Look through the lines below and extract any with the word "unit".

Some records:
::::

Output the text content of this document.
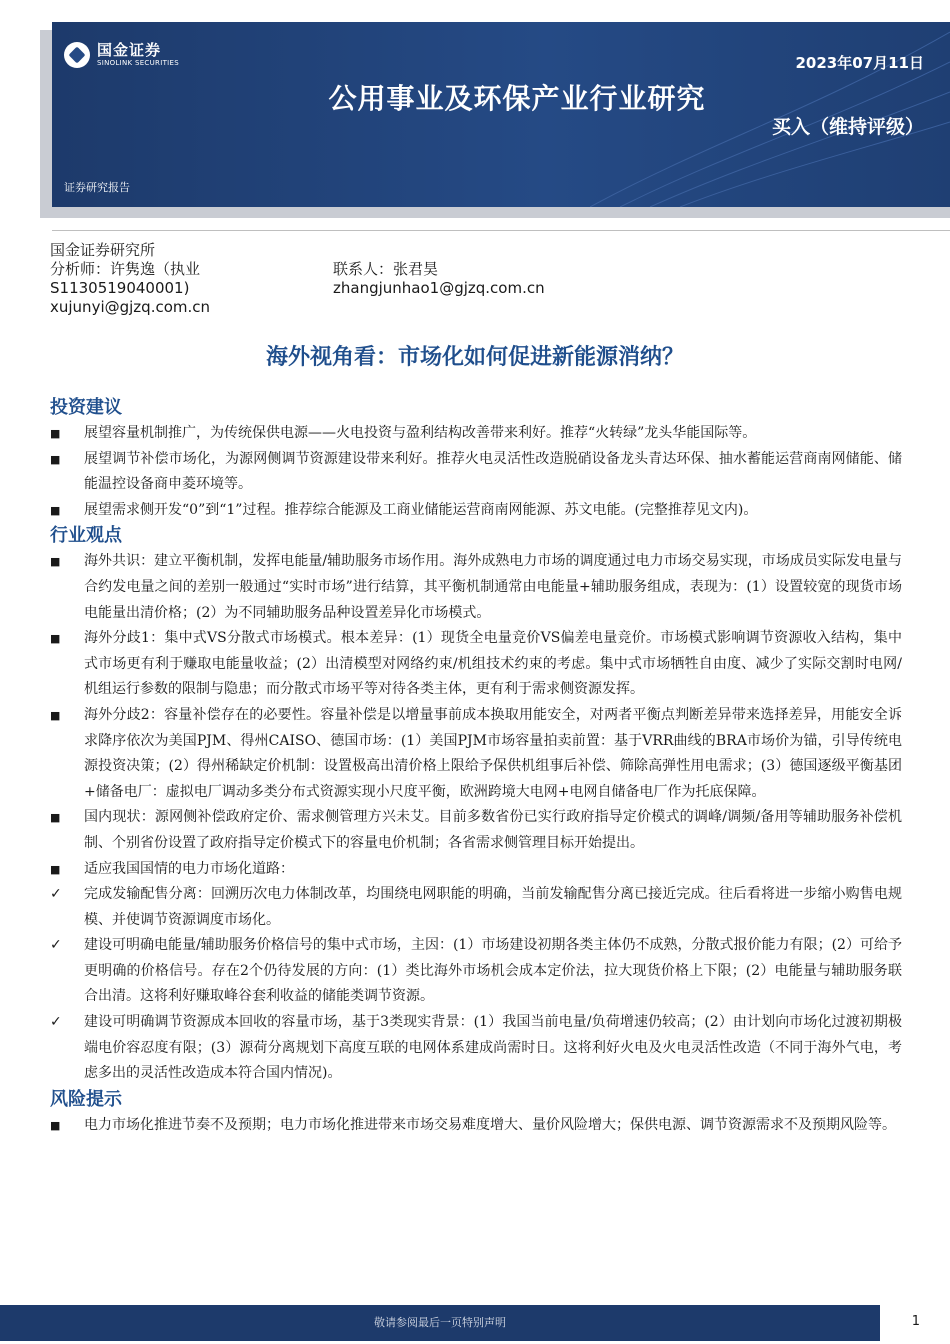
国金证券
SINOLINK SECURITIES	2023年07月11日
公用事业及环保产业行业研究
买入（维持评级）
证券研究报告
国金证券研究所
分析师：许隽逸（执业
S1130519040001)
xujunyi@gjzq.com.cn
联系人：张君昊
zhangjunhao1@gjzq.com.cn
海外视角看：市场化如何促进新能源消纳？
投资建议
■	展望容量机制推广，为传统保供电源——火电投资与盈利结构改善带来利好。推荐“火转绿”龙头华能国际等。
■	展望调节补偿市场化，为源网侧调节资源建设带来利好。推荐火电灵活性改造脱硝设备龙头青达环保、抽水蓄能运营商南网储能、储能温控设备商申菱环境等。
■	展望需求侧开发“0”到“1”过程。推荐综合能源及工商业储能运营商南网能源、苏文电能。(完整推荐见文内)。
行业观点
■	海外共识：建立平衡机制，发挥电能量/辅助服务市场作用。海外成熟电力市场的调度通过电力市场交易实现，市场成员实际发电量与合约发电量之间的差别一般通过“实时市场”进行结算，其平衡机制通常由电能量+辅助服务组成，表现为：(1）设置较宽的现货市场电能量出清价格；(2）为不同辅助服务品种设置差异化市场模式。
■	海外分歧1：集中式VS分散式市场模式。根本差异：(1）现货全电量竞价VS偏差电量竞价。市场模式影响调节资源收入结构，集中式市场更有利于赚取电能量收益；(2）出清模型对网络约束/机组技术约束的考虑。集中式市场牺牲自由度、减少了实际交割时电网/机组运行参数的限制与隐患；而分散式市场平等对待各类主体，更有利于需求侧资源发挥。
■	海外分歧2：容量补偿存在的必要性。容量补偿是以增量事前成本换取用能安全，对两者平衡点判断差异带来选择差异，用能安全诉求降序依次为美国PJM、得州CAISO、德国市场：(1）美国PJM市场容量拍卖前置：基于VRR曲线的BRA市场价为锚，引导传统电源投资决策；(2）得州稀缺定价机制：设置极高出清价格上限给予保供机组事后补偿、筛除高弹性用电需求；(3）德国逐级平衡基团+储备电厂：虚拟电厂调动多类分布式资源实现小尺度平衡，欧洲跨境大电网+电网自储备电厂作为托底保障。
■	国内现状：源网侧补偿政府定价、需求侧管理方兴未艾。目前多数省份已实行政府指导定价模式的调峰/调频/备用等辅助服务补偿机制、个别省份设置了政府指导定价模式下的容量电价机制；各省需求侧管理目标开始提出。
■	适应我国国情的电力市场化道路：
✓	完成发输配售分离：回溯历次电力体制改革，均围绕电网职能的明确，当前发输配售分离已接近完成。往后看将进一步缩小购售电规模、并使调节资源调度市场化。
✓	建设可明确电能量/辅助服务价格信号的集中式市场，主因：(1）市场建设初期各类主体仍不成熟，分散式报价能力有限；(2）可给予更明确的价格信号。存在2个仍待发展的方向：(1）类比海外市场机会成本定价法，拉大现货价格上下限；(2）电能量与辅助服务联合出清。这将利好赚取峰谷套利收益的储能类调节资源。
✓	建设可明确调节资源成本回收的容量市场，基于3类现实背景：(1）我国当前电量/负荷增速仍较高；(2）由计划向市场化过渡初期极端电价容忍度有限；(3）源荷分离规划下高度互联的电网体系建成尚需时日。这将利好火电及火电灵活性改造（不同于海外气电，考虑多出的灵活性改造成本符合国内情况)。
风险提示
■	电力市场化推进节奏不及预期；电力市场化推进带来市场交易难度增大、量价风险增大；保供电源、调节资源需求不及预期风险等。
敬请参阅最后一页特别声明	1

::::

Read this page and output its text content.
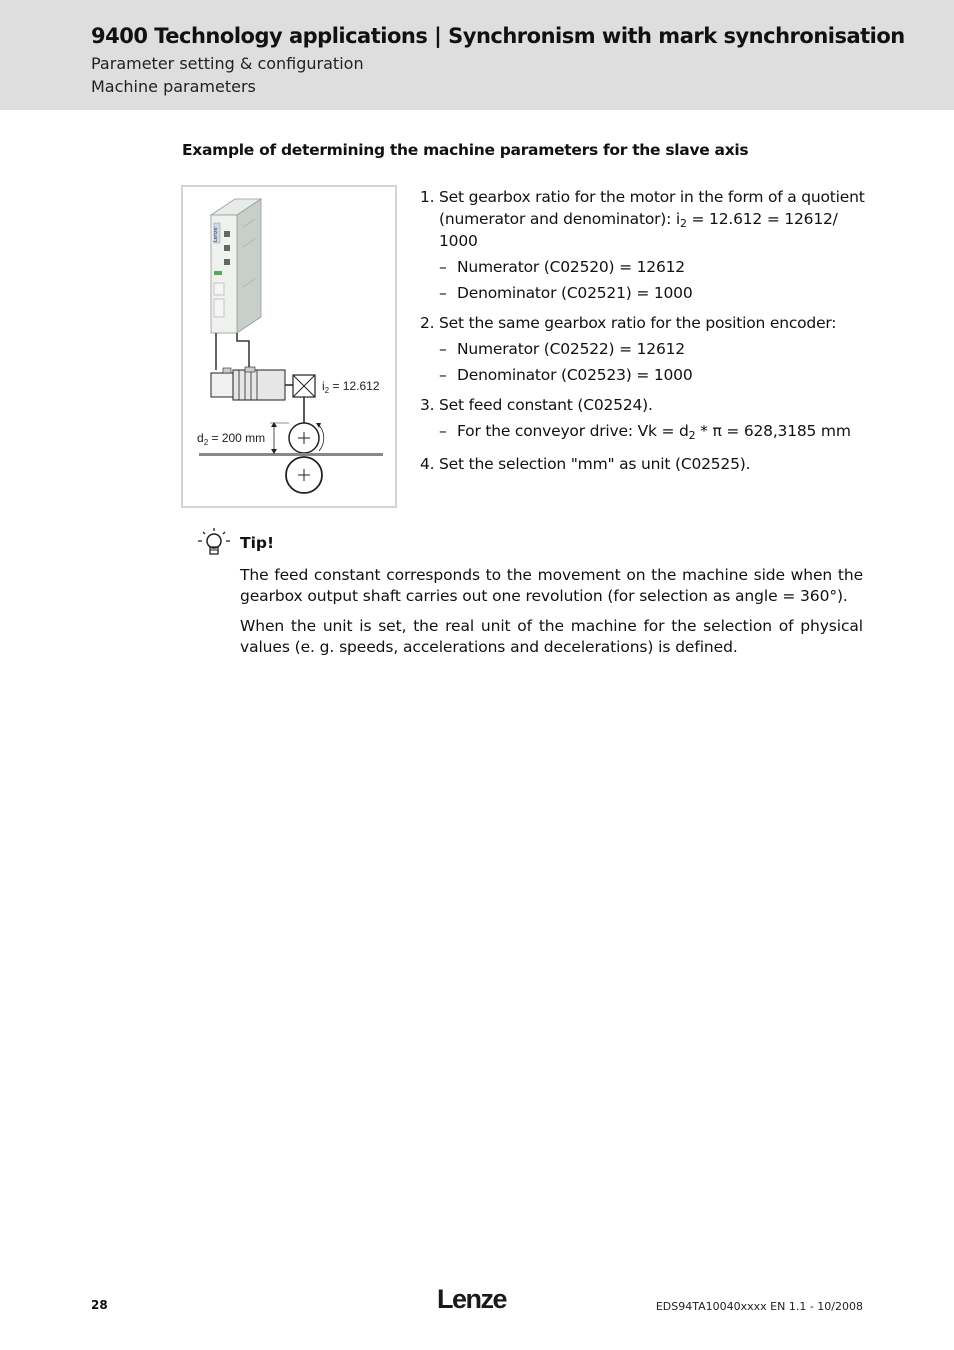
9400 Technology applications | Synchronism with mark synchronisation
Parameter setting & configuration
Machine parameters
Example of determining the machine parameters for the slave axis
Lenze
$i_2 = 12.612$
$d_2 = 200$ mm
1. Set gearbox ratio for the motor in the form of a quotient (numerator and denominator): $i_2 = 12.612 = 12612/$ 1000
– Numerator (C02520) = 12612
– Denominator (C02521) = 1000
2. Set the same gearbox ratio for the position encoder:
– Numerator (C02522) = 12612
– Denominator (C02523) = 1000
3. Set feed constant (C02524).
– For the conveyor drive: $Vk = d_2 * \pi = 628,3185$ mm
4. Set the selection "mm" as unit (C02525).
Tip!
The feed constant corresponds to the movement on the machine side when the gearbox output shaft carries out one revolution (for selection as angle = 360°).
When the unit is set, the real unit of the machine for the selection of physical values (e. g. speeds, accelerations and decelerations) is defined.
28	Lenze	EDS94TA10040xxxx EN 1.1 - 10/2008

::::

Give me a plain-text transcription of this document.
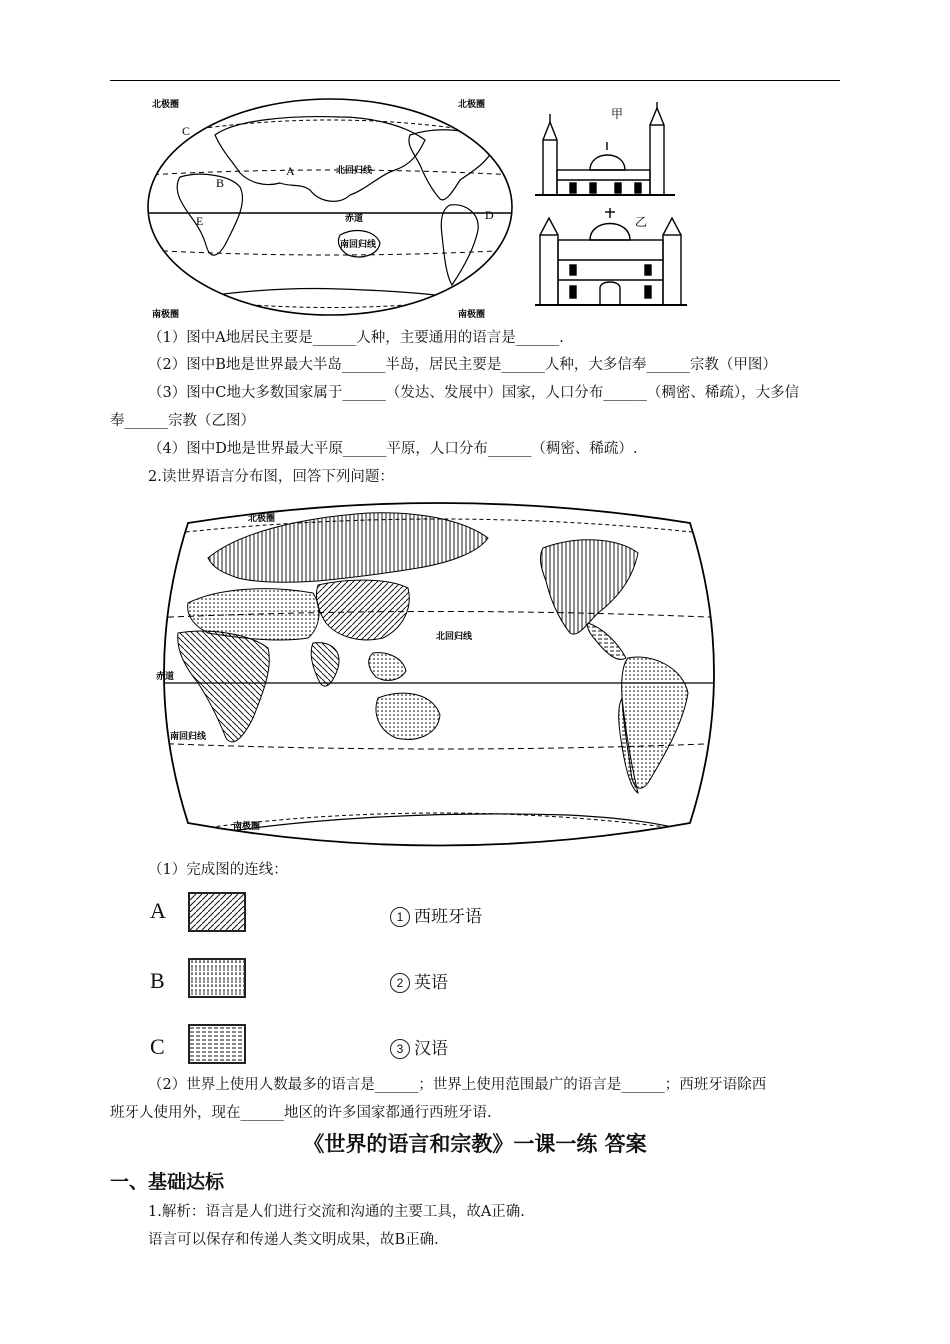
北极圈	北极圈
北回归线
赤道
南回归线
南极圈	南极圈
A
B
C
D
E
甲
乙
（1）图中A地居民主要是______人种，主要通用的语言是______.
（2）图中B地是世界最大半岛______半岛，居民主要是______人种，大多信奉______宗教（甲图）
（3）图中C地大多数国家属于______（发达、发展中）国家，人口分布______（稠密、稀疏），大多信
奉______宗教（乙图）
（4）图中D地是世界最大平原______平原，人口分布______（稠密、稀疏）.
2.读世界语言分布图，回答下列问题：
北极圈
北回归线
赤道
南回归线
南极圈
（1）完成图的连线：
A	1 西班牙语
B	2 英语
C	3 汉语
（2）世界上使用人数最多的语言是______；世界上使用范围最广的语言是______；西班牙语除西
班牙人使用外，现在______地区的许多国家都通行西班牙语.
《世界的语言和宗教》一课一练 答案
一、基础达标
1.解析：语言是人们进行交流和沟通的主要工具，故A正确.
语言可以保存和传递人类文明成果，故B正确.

::::

- _EXERCISE ANSWER_
4. Set the selection "mm" as unit (C02525).
When the unit is set, the real unit of the machine for the selection of physical values (e. g. speeds, accelerations and decelerations) is defined.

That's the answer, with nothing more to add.